Recorded data ->
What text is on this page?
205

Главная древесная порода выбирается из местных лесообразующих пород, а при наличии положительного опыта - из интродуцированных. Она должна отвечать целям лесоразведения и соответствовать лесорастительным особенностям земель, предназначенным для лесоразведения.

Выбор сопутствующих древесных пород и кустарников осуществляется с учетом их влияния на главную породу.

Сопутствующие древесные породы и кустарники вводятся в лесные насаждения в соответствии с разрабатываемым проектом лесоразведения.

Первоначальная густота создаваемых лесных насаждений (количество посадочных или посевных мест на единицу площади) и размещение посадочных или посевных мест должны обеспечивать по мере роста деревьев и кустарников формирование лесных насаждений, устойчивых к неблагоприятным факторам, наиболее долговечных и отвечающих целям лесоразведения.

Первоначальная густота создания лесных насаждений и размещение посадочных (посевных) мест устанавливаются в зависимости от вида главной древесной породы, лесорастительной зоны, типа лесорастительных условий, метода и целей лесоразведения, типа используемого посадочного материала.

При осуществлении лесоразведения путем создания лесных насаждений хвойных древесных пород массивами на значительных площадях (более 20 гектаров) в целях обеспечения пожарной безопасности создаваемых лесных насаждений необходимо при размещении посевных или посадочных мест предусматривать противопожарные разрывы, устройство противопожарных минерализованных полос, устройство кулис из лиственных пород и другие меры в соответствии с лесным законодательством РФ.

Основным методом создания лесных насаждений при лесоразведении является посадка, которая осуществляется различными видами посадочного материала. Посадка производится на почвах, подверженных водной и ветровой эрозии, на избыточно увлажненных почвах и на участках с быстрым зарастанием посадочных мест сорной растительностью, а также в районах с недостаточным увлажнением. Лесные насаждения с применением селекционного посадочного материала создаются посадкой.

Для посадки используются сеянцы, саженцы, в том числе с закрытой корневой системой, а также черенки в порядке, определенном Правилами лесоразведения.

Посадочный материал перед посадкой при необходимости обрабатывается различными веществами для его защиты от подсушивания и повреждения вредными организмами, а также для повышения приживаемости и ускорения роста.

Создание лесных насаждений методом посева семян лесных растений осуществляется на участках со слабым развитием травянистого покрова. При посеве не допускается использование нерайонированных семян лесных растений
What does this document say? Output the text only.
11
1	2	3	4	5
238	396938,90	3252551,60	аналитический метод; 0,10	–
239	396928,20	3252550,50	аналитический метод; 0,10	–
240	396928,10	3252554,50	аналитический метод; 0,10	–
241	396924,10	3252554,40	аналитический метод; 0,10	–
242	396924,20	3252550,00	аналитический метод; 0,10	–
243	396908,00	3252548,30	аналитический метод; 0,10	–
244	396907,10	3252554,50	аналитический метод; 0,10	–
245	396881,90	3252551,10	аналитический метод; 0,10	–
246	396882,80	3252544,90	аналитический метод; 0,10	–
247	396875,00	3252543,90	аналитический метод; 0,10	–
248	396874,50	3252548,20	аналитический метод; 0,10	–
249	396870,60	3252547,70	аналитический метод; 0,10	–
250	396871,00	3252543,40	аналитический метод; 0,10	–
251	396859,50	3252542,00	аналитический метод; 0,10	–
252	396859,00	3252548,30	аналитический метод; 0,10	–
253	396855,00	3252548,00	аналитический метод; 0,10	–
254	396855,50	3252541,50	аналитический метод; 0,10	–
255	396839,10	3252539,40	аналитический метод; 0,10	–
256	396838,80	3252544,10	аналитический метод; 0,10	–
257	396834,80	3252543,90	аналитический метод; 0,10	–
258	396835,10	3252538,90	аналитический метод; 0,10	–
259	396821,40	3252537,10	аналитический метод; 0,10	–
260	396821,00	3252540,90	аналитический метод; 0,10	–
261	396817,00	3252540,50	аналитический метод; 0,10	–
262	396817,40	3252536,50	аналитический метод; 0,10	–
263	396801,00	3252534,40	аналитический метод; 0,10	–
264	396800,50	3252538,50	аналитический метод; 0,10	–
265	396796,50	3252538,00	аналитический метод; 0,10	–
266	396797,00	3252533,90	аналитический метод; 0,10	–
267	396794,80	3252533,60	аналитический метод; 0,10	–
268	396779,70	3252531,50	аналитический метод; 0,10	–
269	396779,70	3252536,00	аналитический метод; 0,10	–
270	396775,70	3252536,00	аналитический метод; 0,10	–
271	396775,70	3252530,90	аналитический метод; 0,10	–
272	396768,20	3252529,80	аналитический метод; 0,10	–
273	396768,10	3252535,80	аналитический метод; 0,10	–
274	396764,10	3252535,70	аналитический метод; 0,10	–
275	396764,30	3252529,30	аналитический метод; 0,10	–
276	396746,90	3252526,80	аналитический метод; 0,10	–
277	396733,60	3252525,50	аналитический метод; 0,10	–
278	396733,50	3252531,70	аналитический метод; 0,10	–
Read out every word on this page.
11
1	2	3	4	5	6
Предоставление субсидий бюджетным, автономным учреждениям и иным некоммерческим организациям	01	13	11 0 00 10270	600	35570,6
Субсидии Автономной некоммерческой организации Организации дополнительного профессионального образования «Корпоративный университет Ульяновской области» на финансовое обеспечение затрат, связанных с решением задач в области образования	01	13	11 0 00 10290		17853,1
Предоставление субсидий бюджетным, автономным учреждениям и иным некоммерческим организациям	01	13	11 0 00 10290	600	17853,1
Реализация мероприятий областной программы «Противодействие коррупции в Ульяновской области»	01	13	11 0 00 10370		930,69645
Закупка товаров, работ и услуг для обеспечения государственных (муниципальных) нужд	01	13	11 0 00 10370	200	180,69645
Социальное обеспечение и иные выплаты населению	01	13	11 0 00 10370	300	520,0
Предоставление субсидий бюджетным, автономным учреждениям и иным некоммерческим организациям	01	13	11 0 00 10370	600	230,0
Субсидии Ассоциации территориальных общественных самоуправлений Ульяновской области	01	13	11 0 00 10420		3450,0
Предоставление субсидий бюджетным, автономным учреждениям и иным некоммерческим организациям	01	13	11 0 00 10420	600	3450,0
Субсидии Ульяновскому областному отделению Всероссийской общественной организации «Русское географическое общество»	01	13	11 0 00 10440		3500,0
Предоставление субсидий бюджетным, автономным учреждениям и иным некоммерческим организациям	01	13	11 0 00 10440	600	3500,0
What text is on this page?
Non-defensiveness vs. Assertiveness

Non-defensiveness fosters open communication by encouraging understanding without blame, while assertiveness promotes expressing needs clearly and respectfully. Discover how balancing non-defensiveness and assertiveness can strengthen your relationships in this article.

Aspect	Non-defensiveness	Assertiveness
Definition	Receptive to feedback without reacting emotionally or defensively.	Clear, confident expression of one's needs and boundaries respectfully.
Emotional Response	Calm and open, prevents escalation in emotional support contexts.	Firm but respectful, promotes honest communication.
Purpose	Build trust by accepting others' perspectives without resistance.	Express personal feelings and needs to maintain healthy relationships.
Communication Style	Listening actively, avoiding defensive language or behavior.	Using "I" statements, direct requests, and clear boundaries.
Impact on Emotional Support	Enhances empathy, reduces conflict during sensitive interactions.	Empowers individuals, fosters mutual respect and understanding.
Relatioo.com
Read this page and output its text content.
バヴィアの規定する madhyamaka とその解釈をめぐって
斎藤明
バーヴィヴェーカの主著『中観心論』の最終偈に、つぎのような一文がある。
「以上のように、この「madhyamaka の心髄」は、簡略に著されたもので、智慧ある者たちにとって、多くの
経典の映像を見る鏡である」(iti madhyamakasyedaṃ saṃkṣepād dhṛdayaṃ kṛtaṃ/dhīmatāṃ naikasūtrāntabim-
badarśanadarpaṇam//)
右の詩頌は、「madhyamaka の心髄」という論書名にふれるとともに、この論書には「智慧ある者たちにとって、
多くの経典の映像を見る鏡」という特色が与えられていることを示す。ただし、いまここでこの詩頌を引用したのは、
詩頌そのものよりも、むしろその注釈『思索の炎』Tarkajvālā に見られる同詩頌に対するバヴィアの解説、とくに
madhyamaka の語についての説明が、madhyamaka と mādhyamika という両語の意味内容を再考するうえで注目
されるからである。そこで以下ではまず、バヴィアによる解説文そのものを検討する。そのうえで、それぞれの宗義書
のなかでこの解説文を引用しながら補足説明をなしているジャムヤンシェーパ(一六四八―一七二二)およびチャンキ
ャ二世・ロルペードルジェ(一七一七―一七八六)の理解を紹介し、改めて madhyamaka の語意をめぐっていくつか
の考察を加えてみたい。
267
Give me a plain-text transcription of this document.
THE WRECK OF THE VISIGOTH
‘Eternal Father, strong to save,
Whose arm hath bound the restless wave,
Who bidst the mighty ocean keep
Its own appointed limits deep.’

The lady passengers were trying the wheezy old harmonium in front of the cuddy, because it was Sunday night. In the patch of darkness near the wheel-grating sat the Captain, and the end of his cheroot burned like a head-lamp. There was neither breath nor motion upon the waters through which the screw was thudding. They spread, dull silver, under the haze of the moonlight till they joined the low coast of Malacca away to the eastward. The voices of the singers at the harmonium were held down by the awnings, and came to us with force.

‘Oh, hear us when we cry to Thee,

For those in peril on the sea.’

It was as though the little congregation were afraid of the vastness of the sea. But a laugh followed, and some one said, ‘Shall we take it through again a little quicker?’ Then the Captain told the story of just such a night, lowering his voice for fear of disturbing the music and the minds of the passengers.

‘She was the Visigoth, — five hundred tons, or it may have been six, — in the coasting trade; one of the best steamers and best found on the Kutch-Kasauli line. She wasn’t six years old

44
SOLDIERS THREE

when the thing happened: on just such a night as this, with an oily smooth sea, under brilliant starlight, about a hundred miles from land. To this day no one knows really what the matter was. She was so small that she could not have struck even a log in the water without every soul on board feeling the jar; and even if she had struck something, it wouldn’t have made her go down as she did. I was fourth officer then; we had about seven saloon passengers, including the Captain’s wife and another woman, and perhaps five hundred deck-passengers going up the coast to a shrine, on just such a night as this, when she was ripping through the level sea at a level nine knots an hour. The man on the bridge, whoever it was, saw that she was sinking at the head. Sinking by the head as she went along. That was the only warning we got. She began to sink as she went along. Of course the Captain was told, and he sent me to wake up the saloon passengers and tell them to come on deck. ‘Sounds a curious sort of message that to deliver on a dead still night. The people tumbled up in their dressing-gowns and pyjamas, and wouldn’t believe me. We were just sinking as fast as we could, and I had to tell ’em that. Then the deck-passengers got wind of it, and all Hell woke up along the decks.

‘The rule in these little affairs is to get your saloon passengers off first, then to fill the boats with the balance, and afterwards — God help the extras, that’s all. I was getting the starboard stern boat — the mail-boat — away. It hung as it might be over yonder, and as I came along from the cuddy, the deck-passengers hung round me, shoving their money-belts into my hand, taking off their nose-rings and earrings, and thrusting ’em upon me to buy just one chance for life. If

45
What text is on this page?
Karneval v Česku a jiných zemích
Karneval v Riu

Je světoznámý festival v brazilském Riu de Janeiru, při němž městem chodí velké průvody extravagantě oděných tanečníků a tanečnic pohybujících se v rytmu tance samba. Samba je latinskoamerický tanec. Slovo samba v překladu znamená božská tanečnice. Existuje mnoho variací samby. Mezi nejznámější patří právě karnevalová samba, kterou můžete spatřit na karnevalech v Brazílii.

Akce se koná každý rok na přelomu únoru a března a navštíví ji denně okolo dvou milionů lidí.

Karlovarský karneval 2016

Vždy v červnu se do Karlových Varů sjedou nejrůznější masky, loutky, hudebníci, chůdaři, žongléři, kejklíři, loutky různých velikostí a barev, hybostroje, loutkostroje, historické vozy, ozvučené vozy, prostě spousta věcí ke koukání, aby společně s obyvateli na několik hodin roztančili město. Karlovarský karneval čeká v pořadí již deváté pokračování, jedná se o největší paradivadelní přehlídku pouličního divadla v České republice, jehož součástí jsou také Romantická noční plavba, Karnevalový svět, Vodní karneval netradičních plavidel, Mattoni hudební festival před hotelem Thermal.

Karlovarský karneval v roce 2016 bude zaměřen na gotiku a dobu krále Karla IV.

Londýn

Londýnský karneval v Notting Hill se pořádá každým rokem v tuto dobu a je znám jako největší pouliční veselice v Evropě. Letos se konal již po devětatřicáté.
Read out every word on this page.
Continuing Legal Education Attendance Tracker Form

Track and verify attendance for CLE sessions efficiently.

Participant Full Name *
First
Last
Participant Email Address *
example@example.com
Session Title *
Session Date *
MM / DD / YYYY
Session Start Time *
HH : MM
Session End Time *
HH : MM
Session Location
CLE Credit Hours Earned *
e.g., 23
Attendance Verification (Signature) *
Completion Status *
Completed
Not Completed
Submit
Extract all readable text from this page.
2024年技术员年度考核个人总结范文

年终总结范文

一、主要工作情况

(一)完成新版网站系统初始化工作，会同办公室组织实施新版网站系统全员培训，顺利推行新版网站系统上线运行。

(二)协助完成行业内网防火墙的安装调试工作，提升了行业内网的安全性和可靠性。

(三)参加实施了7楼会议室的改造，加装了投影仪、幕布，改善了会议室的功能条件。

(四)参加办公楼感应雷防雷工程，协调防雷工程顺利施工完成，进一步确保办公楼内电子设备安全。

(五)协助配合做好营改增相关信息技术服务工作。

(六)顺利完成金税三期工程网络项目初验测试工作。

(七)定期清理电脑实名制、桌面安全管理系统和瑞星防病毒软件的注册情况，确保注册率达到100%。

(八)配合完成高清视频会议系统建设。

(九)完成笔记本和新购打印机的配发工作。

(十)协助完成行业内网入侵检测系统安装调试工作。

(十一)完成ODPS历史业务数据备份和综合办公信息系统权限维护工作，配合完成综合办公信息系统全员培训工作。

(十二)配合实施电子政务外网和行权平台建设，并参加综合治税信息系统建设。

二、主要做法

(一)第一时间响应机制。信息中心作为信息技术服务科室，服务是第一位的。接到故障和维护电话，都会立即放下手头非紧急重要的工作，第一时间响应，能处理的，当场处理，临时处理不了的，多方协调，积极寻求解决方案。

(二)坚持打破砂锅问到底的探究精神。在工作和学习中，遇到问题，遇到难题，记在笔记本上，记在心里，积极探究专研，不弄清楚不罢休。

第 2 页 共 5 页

What you are asked to do -> How many lines of the records contain the string "организации"? Respond with the number alone.

Expected output -> 2